--- Start of Extracted material ---

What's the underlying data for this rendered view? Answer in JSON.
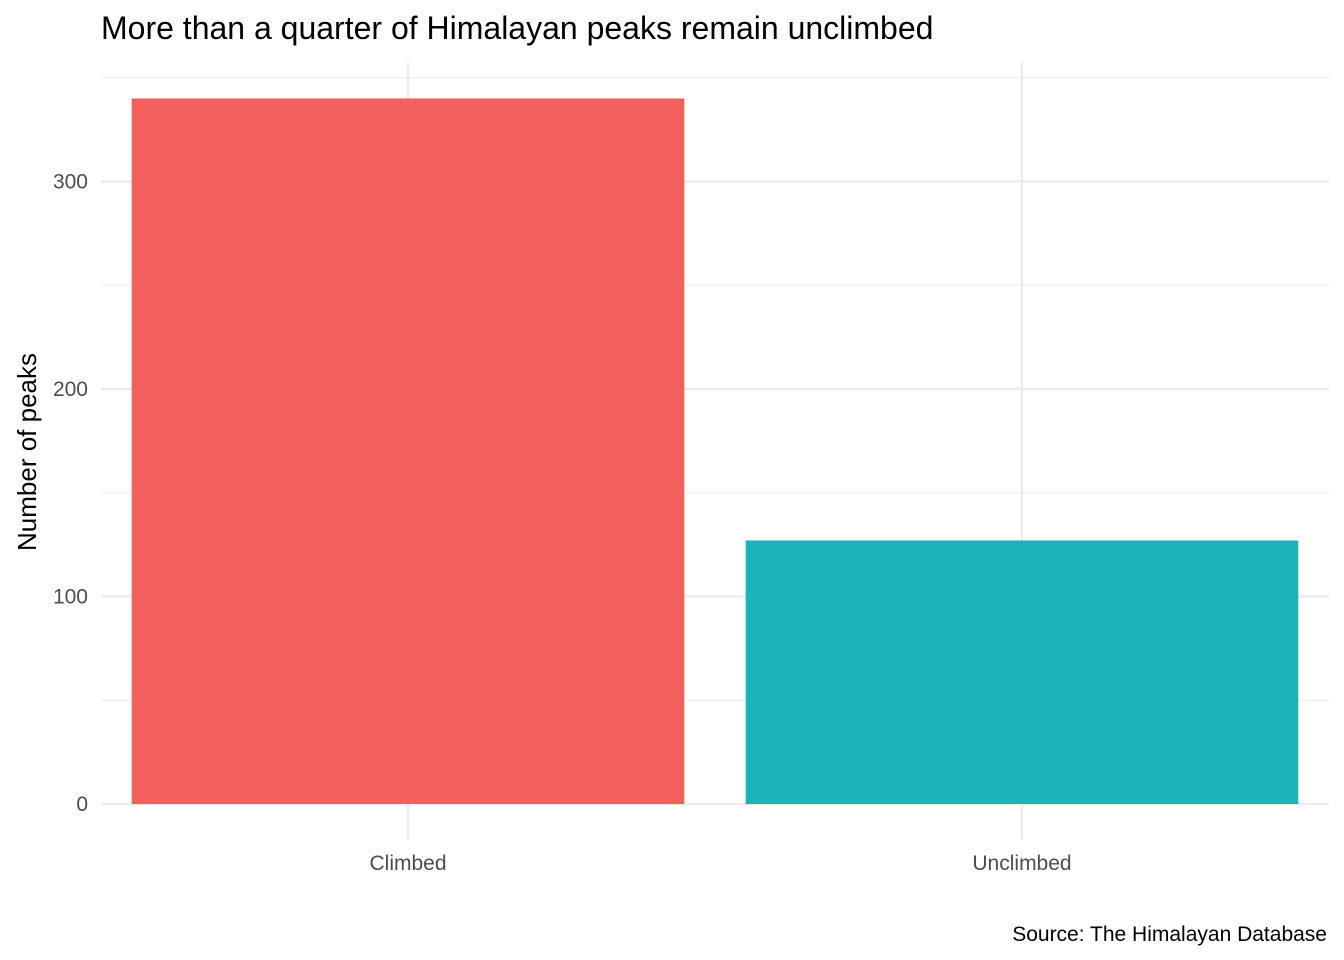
{
  "chart_data": {
    "type": "bar",
    "title": "More than a quarter of Himalayan peaks remain unclimbed",
    "xlabel": "",
    "ylabel": "Number of peaks",
    "caption": "Source: The Himalayan Database",
    "categories": [
      "Climbed",
      "Unclimbed"
    ],
    "values": [
      340,
      127
    ],
    "colors": [
      "#f2605b",
      "#19b3b8"
    ],
    "ylim": [
      0,
      350
    ],
    "yticks": [
      0,
      100,
      200,
      300
    ],
    "ytick_labels": [
      "0",
      "100",
      "200",
      "300"
    ],
    "grid": true,
    "legend": "none"
  }
}
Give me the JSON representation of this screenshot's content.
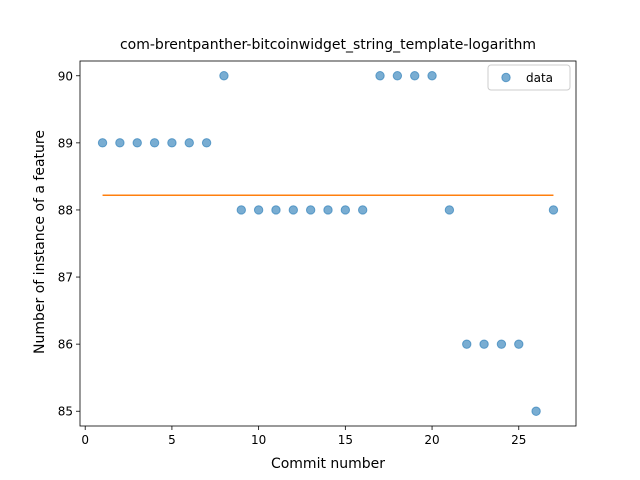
{
  "chart_data": {
    "type": "scatter",
    "title": "com-brentpanther-bitcoinwidget_string_template-logarithm",
    "xlabel": "Commit number",
    "ylabel": "Number of instance of a feature",
    "xlim": [
      -0.3,
      28.3
    ],
    "ylim": [
      84.78,
      90.22
    ],
    "xticks": [
      0,
      5,
      10,
      15,
      20,
      25
    ],
    "yticks": [
      85,
      86,
      87,
      88,
      89,
      90
    ],
    "grid": false,
    "legend_position": "top-right",
    "series": [
      {
        "name": "data",
        "kind": "scatter",
        "color": "#1f77b4",
        "x": [
          1,
          2,
          3,
          4,
          5,
          6,
          7,
          8,
          9,
          10,
          11,
          12,
          13,
          14,
          15,
          16,
          17,
          18,
          19,
          20,
          21,
          22,
          23,
          24,
          25,
          26,
          27
        ],
        "y": [
          89,
          89,
          89,
          89,
          89,
          89,
          89,
          90,
          88,
          88,
          88,
          88,
          88,
          88,
          88,
          88,
          90,
          90,
          90,
          90,
          88,
          86,
          86,
          86,
          86,
          85,
          88
        ]
      },
      {
        "kind": "line",
        "color": "#ff7f0e",
        "x": [
          1,
          27
        ],
        "y": [
          88.22,
          88.22
        ]
      }
    ]
  }
}
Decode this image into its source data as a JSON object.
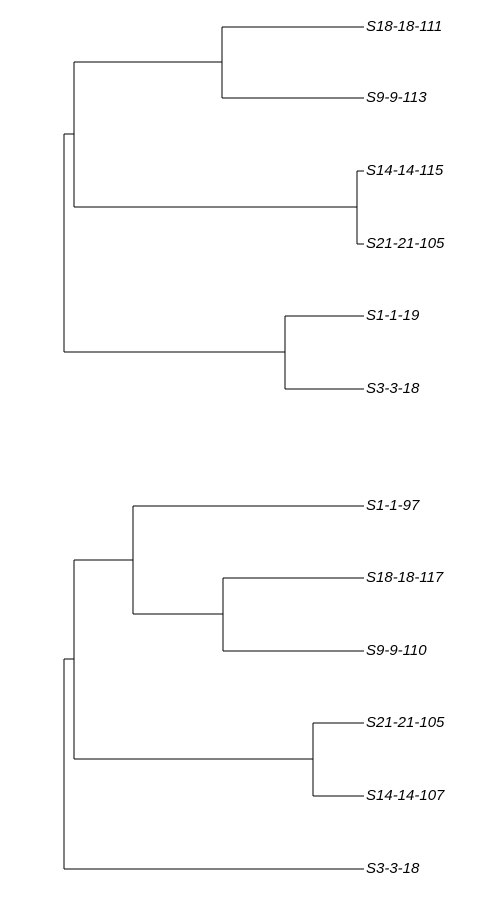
{
  "trees": [
    {
      "leaves": [
        "S18-18-111",
        "S9-9-113",
        "S14-14-115",
        "S21-21-105",
        "S1-1-19",
        "S3-3-18"
      ]
    },
    {
      "leaves": [
        "S1-1-97",
        "S18-18-117",
        "S9-9-110",
        "S21-21-105",
        "S14-14-107",
        "S3-3-18"
      ]
    }
  ],
  "colors": {
    "line": "#000000",
    "label": "#000000",
    "background": "#ffffff"
  }
}
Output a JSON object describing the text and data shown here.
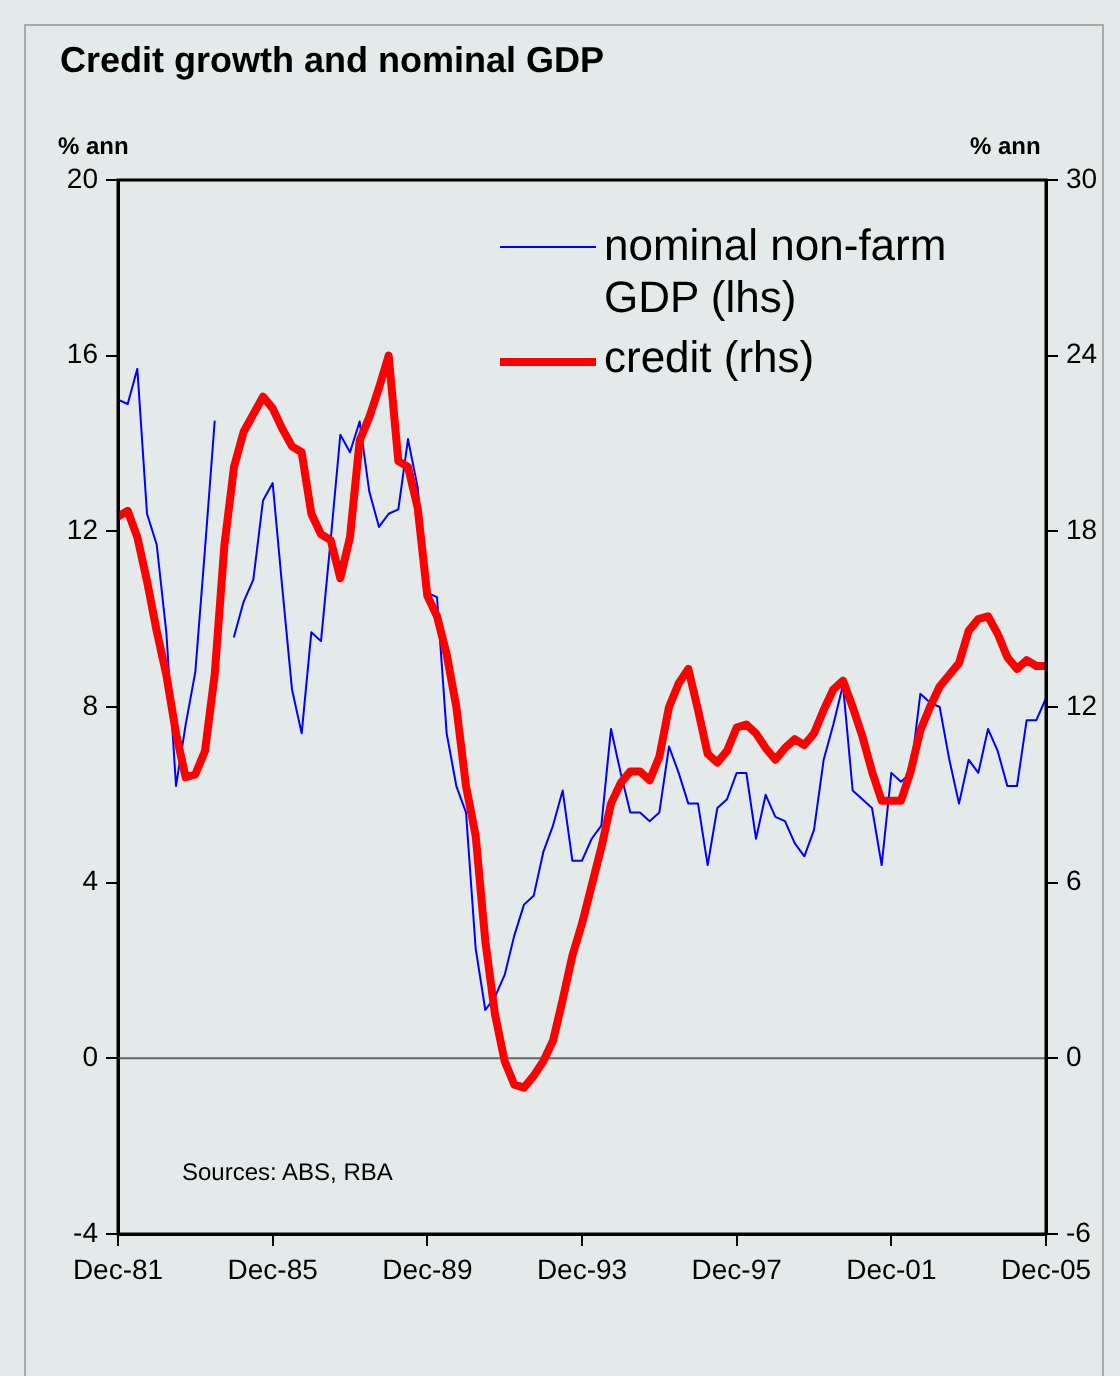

--- End of Extracted material ---

Repeat all of the entries word for word, but omit the pictures.

What's the underlying data for this rendered view? Answer in JSON.
{
  "chart_data": {
    "type": "bar",
    "title": "More than a quarter of Himalayan peaks remain unclimbed",
    "xlabel": "",
    "ylabel": "Number of peaks",
    "caption": "Source: The Himalayan Database",
    "categories": [
      "Climbed",
      "Unclimbed"
    ],
    "values": [
      340,
      127
    ],
    "colors": [
      "#f2605b",
      "#19b3b8"
    ],
    "ylim": [
      0,
      350
    ],
    "yticks": [
      0,
      100,
      200,
      300
    ],
    "ytick_labels": [
      "0",
      "100",
      "200",
      "300"
    ],
    "grid": true,
    "legend": "none"
  }
}
Give me the JSON representation of this screenshot's content.
{
  "chart_data": {
    "type": "scatter",
    "title": "com-brentpanther-bitcoinwidget_string_template-logarithm",
    "xlabel": "Commit number",
    "ylabel": "Number of instance of a feature",
    "xlim": [
      -0.3,
      28.3
    ],
    "ylim": [
      84.78,
      90.22
    ],
    "xticks": [
      0,
      5,
      10,
      15,
      20,
      25
    ],
    "yticks": [
      85,
      86,
      87,
      88,
      89,
      90
    ],
    "grid": false,
    "legend_position": "top-right",
    "series": [
      {
        "name": "data",
        "kind": "scatter",
        "color": "#1f77b4",
        "x": [
          1,
          2,
          3,
          4,
          5,
          6,
          7,
          8,
          9,
          10,
          11,
          12,
          13,
          14,
          15,
          16,
          17,
          18,
          19,
          20,
          21,
          22,
          23,
          24,
          25,
          26,
          27
        ],
        "y": [
          89,
          89,
          89,
          89,
          89,
          89,
          89,
          90,
          88,
          88,
          88,
          88,
          88,
          88,
          88,
          88,
          90,
          90,
          90,
          90,
          88,
          86,
          86,
          86,
          86,
          85,
          88
        ]
      },
      {
        "kind": "line",
        "color": "#ff7f0e",
        "x": [
          1,
          27
        ],
        "y": [
          88.22,
          88.22
        ]
      }
    ]
  }
}
Decode this image into its source data as a JSON object.
{
  "trees": [
    {
      "leaves": [
        "S18-18-111",
        "S9-9-113",
        "S14-14-115",
        "S21-21-105",
        "S1-1-19",
        "S3-3-18"
      ]
    },
    {
      "leaves": [
        "S1-1-97",
        "S18-18-117",
        "S9-9-110",
        "S21-21-105",
        "S14-14-107",
        "S3-3-18"
      ]
    }
  ],
  "colors": {
    "line": "#000000",
    "label": "#000000",
    "background": "#ffffff"
  }
}
Output a JSON object describing the text and data shown here.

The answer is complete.